*Texte source:*
De tous les animaux domestiques, le chat est de loin le plus indépendant. Le plus craquant aussi. Daisuke Igarashi, mangaka japonais, le confirme dans ce petit album intitulé Le petit monde de Kabocha.
Alors qu’il vivait en ville, le dessinateur entend des miaulements. Un tout petit chaton sur le parking. Il se dit trois fois qu’il est hors de question de l’adopter. Et deux pages plus tard, il lui donne le biberon…
C’est une femelle, elle deviendra Kabocha et ses aventures sont racontées avec finesse et poésie par son maître. Le grand changement pour le duo aura été le déménagement à la campagne. Kabocha, qui a toujours vécu en appartement, sans rencontrer d’autres animaux, se retrouve dans un vaste monde, avec jardins, champs, toits et quantité de voisins.
Des chats agressifs, mais aussi des bestioles faciles à chasser. Papillons, libellules, souris… Kabocha aime ramener des offrandes à son maître. Et quand elle se retrouve bloquée sur le toit, ses longs cris de détresse angoissent Daisuke qui, toujours, cède et va la récupérer, même si elle peut parfaitement descendre seule.
Une BD rafraichissante, avec alternance de planches en couleurs (superbes aquarelles) et dessins à la plume d’une grande précision.
« Le petit monde de Kabocha », Le Renard doré – École des loisirs, 128 pages, 11,90 €
Il y a trente ans, Patrick Loste, peintre reconnu du Pays Catalan, a gribouillé quelques dessins de bestioles diverses et amusantes dotées de la parole. Une œuvre de jeunesse, acide et mordante, où il dénonçait avec une belle ironie le prêt-à-penser, le conformisme et l’hypocrisie.
Planches redécouvertes et publiées dans un album en noir et blanc faisant penser à du Copi mâtiné de Reiser. Des chiens, quelques volailles, des cochons des cerfs et même des lézards pour aborder sans détour, la drogue, la jeunesse, le sexe ou la politique.

*Liste des tâches:*
• A. Recopiez fidèlement le passage du texte source qui va de « Une BD rafraichissante, avec » jusqu'à « conformisme et l’hypocrisie. » inclus.
• B. D'après le texte source, combien de pages compte « Le petit monde de Kabocha » ?
• C. Poursuivez le texte source sur les bandes dessinées à partir de sa dernière phrase.
Les lignes ci-après n'ont aucun lien avec le texte source.

*Données enregistrées:*
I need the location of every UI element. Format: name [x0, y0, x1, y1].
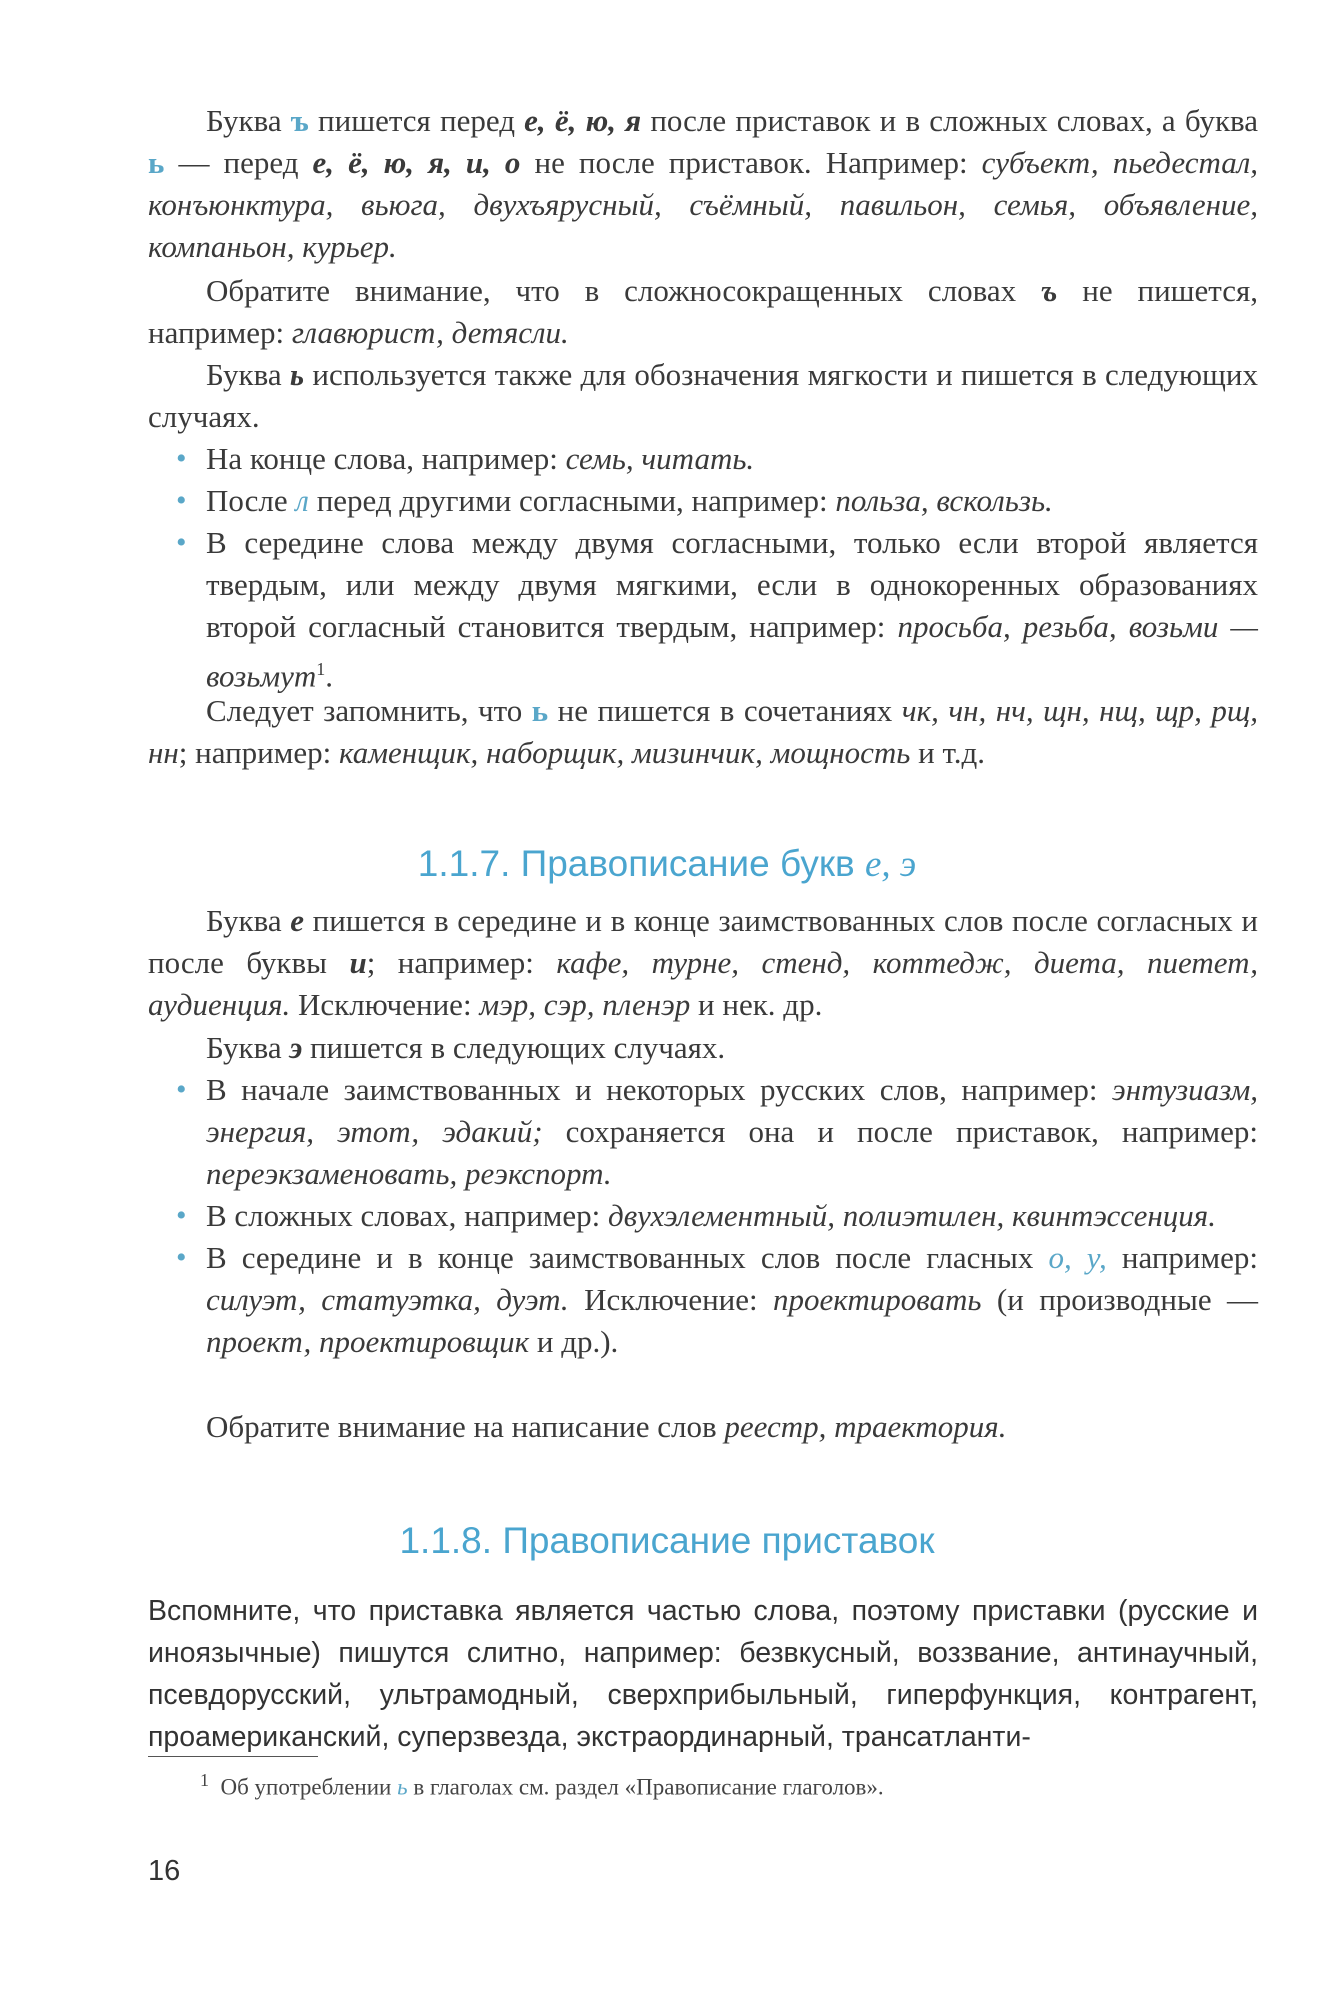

*Réponses par tâche:*
• A.
Une BD rafraichissante, avec alternance de planches en couleurs (superbes aquarelles) et dessins à la plume d’une grande précision.
« Le petit monde de Kabocha », Le Renard doré – École des loisirs, 128 pages, 11,90 €
Il y a trente ans, Patrick Loste, peintre reconnu du Pays Catalan, a gribouillé quelques dessins de bestioles diverses et amusantes dotées de la parole. Une œuvre de jeunesse, acide et mordante, où il dénonçait avec une belle ironie le prêt-à-penser, le conformisme et l’hypocrisie.

• B. 128 pages.

• C.
Une jolie surprise qui, paradoxalement, n’a pas pris une ride, preuve que notre monde tourne en rond depuis trop longtemps. « Nil novi sub sole » (Rien de nouveau sous le soleil), Patrick Loste, Edicions Paraules, 80 pages, 20 €
Face au tapage médiatique autour de l’embrasement du Proche-Orient de ces derniers mois, on regrette que certaines voix ne puissent plus s’exprimer.
Simone Veil aurait été un phare dans la tempête. On peut cependant imaginer sa position en découvrant ce texte datant de 2005. Elle a prononcé un discours et répondu aux questions des élèves de l’École Normale Supérieure. Un texte inédit où elle parle de la déportation, de résilience, de Droits de l’Homme.
Et surtout de l’espoir qu’elle place dans ces jeunes gens, la quatrième génération après la Shoah. « Pour les générations futures », Simone Veil, Albin Michel, 156 pages, 17,90 €
Célèbre illustratrice originaire de Perpignan, Blachette est suivie par des milliers de personnes sur les réseaux sociaux. Elle sort pourtant ce carnet pour donner envie à ses abonnés de se déconnecter, de passer « En mode avion », titre de cette belle initiative.
Dans les premières pages, elle explique les directives : « Éloigne-toi de tout écran dès que tu ouvres ce carnet. Si tu suis les instructions, tu déconnecteras le temps d’un instant ! ». Vous serez invité ainsi à dessiner, raconter des petites histoires mais aussi vous dévoiler, tenter de « se redécouvrir ».
A tester en cette période où tout va trop vite… « En mode avion », Blachette, First Éditions, 16,95 €
Sorte de petite souris rêvant d’aventures trépidantes en chevauchant un… escargot, Léon est persuadé d’avoir l’avenir d’un preux chevalier. En clair, son rôle dans ce bas monde est de partir au secours d’une princesse en détresse.
Quand il se décide enfin à quitter le nid douillet de chez ses parents, il va découvrir une tout autre réalité. Cette histoire, imaginée par Vincent Mallié, plaira aux plus jeunes par son côté merveilleux. Les plus âgés adoreront la partie ironique, se moquant des contes trop manichéens.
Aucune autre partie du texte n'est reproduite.